Source document START

I'm sure he knows you won't leave, so he will keep doing this. To stay with someone like this is madness and having unprotected sex would be like putting a gun to your own head.

Get out now while you are childless.

lonelybee · 12/12/2011 09:24

He didn't book the room or the hotel, he just turned up there. I have already checked ALL of our bank accounts and no money has gone out, which is why I know he hasn't slept with any or done anything.

OP posts:
QuintessentiallyFestive · 12/12/2011 09:27

Could he not have paid cash?

Why are you defending him?

He has form. He has done it before, and now he is doing it again.

Do you really want such a man raise a potential daughter in the future?

QueenCess · 12/12/2011 09:27

I am sorry your world is falling apart. You must be so dreadfully hurt.

Sometimes we can do without the details because we already know enough to make informed decisions.

Please have your sexual health checked because I don't personally believe you have been given a full and frank account.

MmeLindor. · 12/12/2011 09:28

Er, but if he had arranged the meet, then he would have had to pay surely?

You don't think the escort service would accept that he had changed his mind and write off the cost of the room booking?

He went to the room and paid cash so that you would not find out.

Source document END
Listed records START

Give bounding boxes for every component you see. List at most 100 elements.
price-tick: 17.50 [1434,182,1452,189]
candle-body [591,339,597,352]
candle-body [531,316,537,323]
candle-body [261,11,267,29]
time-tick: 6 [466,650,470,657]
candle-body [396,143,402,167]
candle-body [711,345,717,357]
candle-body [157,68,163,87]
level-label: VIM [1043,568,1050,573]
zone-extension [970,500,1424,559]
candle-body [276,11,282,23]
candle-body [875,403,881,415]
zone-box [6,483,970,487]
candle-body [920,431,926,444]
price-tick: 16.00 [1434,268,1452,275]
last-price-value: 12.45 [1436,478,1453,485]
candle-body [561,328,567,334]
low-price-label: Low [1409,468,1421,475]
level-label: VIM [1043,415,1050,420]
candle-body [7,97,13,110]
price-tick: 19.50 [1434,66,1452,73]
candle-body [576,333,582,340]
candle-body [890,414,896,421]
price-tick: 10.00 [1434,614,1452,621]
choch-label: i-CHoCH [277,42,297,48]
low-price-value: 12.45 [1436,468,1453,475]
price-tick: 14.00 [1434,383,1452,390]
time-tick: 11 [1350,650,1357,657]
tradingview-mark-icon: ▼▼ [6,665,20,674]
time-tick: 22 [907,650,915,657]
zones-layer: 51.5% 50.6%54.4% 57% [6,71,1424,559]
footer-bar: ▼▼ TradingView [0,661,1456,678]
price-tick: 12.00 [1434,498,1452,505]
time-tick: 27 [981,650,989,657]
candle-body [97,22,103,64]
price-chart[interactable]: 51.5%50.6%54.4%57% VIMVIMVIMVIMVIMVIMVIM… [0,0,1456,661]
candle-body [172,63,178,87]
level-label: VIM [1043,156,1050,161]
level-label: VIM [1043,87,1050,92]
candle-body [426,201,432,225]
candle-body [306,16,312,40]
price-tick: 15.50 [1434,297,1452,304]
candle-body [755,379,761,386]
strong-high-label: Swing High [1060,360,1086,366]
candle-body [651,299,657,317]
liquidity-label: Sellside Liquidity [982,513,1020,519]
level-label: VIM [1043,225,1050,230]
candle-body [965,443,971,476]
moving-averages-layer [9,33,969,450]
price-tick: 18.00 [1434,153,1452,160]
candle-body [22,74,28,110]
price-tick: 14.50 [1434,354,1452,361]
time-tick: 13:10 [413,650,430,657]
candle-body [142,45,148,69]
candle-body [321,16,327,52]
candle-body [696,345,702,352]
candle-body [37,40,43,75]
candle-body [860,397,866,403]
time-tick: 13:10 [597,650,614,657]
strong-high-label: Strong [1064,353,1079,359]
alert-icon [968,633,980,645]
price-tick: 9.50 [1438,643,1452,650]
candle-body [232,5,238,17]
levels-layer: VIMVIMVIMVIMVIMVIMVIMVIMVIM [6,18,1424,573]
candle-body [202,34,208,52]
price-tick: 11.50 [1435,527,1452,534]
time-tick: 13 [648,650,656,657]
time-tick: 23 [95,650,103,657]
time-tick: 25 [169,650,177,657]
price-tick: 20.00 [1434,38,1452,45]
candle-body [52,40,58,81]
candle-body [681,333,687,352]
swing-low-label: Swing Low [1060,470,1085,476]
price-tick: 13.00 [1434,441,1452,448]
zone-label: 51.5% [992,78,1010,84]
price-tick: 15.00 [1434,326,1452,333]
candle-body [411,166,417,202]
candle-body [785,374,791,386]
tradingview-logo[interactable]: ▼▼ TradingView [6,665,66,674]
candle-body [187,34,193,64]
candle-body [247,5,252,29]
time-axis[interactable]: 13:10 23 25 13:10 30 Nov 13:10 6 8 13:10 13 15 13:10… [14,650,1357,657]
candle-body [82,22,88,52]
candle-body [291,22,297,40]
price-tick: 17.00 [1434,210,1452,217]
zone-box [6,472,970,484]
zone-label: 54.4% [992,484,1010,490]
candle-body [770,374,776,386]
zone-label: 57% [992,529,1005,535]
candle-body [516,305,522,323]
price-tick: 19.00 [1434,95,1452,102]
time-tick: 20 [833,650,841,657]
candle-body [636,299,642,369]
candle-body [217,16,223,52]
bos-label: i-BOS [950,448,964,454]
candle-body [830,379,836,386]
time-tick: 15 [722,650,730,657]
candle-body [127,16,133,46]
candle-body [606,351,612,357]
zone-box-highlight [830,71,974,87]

Listed records END

## [Exercise tasks]
**a)** In the forum thread, what did lonelybee check to confirm that no money had gone out?
**b)** Continue the forum thread about the husband who turned up at the hotel room, picking up after its last post.

## [Responses by task]
**a)** All of their bank accounts.

**b)**
QuintessentiallyFestive · 12/12/2011 09:30

Actually, the fact that no money has gone from his accounts to the escort service proves that he HAS done something. They would have taken his credit card details at the time of the booking, and charged his card for the cost of room, etc, if he did not show. They did not need to do this, because he showed up, and paid cash after. Just a thought.

lonelybee · 12/12/2011 09:31

I have been through the cash withdrawals and statements over the last year I have always checked the accounts since I first found out. I am defending him because I love him so much and refuse to believe he would do something like that. I think if he has had sex it would def be a deal beaker but how to face the world and cope with it - i am nearly 30 and the thought of ending up alone scares me.

OP posts:
BayPolar · 12/12/2011 09:35

Deal breaker.
Disgusting. Lying to you, sleeping with prostitutes.
I cannot believe the patience of some women on MN.
Why do you do this to yourself?
If he loved you, respected you, if you were enough for him to spend the rest of his life with, and have children with, he would not do this.
If you stay with this man, you are a fool and you will end up regretting that you didn't run when you discovered the truth.
No matter how much I love my man, if I found out he had been texting other women, or having sex with other women, I would have much joy in telling him to get the hell out of my life.
There is nothing worse than lies and infidelity.

sternface · 12/12/2011 09:36

It's not unusual for people who lie about their fidelity to lie about their finances.

There's either a credit card you don't know about or he has access to secret cash. Escorts charge for their time and expenses and will not meet someone for free.

QuintessentiallyFestive · 12/12/2011 09:36

Nearly thirty is young.

To be honest, I would rather be on my own, than with a man who not only had such low opinon on women, was unfaithful, and inclined to pay for sex.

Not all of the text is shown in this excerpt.